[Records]
● ● ● ● ● ● ●
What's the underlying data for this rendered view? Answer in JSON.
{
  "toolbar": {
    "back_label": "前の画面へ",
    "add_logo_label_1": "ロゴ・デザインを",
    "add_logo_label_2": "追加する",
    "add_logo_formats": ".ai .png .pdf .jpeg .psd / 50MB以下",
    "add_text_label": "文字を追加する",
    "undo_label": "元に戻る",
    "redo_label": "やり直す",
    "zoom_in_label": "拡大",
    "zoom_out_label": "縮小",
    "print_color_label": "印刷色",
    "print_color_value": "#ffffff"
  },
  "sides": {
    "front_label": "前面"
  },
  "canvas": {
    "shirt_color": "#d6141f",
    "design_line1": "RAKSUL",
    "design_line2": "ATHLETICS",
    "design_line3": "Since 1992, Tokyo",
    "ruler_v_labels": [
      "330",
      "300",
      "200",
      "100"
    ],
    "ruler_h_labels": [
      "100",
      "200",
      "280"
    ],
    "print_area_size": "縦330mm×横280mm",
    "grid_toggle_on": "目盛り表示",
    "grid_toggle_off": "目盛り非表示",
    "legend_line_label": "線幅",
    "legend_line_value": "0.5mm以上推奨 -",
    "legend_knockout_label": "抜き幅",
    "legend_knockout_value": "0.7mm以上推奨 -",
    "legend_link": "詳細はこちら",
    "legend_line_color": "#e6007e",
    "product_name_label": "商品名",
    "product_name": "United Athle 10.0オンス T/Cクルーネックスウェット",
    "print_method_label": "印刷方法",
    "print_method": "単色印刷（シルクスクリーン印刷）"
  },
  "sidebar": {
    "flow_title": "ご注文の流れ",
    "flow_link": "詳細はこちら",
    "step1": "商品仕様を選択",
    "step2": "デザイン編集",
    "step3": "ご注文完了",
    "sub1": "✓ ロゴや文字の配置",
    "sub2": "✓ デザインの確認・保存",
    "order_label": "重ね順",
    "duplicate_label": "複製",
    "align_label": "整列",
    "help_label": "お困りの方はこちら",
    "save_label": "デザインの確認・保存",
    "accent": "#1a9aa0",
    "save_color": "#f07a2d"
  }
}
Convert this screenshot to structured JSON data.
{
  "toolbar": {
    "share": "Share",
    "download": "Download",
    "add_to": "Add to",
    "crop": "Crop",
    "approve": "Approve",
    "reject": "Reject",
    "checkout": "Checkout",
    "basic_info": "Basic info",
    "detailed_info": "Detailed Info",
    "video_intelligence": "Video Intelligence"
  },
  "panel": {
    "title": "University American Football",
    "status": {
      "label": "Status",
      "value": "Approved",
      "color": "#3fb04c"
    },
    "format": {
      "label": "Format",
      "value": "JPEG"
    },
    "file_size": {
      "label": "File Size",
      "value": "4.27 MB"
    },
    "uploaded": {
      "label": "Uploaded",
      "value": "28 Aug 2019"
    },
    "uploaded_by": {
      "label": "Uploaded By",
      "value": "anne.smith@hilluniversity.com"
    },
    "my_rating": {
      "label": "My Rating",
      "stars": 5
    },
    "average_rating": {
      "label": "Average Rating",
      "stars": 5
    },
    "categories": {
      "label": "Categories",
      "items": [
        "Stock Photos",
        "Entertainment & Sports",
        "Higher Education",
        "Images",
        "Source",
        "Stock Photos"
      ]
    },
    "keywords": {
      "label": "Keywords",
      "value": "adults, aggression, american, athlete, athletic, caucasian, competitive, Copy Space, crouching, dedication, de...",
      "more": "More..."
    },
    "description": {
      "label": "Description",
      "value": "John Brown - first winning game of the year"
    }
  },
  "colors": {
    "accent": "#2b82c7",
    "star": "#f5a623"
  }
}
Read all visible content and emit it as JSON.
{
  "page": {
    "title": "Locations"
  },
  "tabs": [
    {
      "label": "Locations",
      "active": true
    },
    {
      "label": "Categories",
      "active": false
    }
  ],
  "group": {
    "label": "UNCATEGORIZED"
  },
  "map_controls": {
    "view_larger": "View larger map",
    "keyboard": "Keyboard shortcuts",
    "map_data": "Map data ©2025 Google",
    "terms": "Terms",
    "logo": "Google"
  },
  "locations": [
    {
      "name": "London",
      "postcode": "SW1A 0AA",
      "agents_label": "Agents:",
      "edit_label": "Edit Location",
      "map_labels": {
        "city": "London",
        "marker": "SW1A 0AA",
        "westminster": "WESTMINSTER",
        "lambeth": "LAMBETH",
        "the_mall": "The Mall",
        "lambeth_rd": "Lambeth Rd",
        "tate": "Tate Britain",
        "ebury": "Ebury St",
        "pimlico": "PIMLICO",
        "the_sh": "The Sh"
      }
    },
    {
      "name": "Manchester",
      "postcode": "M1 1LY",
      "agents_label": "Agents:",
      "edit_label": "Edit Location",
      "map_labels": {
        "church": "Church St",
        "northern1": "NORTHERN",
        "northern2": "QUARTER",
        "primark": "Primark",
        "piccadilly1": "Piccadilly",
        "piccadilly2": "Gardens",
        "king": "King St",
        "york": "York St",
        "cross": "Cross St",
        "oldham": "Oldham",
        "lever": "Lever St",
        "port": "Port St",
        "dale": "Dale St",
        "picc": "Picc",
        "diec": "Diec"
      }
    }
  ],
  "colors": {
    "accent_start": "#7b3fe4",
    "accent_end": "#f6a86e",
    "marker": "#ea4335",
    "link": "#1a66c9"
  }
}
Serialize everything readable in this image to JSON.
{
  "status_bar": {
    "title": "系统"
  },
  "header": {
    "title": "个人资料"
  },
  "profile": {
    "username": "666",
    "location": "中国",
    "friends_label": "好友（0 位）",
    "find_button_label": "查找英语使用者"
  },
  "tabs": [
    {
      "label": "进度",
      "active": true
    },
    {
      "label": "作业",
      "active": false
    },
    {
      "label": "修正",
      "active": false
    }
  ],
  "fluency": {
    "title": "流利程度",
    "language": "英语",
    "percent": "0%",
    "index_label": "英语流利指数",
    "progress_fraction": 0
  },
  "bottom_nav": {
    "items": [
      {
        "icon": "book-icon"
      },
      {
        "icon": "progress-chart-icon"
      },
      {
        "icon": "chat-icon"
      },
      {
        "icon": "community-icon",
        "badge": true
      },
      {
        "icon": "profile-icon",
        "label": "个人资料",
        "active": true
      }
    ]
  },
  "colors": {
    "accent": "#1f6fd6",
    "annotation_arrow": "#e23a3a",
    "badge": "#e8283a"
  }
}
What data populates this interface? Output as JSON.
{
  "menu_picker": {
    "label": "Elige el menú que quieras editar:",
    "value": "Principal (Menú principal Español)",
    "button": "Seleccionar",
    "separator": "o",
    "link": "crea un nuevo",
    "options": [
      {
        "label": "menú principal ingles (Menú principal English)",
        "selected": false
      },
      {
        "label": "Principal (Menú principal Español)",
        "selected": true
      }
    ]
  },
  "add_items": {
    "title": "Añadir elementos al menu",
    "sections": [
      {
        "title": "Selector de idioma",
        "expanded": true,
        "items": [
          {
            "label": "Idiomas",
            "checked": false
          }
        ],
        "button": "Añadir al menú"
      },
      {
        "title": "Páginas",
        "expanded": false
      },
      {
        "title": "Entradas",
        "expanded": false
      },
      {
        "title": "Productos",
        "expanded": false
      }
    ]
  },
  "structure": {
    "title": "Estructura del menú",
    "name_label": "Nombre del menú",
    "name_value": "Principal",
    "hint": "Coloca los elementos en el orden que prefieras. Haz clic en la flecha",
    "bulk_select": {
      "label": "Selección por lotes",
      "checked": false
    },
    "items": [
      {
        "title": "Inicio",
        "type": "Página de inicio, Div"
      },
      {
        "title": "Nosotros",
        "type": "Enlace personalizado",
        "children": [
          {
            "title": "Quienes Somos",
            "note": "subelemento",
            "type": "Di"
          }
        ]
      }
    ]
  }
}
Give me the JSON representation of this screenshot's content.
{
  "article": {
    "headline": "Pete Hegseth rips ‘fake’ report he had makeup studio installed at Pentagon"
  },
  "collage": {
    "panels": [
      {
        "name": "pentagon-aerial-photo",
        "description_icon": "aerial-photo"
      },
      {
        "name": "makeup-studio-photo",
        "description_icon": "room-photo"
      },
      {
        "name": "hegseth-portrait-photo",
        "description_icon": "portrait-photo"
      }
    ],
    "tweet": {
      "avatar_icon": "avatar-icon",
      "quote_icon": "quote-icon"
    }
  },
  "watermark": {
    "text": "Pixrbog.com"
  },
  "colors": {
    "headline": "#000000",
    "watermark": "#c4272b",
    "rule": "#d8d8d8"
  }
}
● ● ● ● ● ● ●
— WRITTEN PROBLEM —
Check each line of the records for "makeup" and copy the ones that contain it.

— ANSWER TO THE EXERCISE —
    "headline": "Pete Hegseth rips ‘fake’ report he had makeup studio installed at Pentagon"
        "name": "makeup-studio-photo",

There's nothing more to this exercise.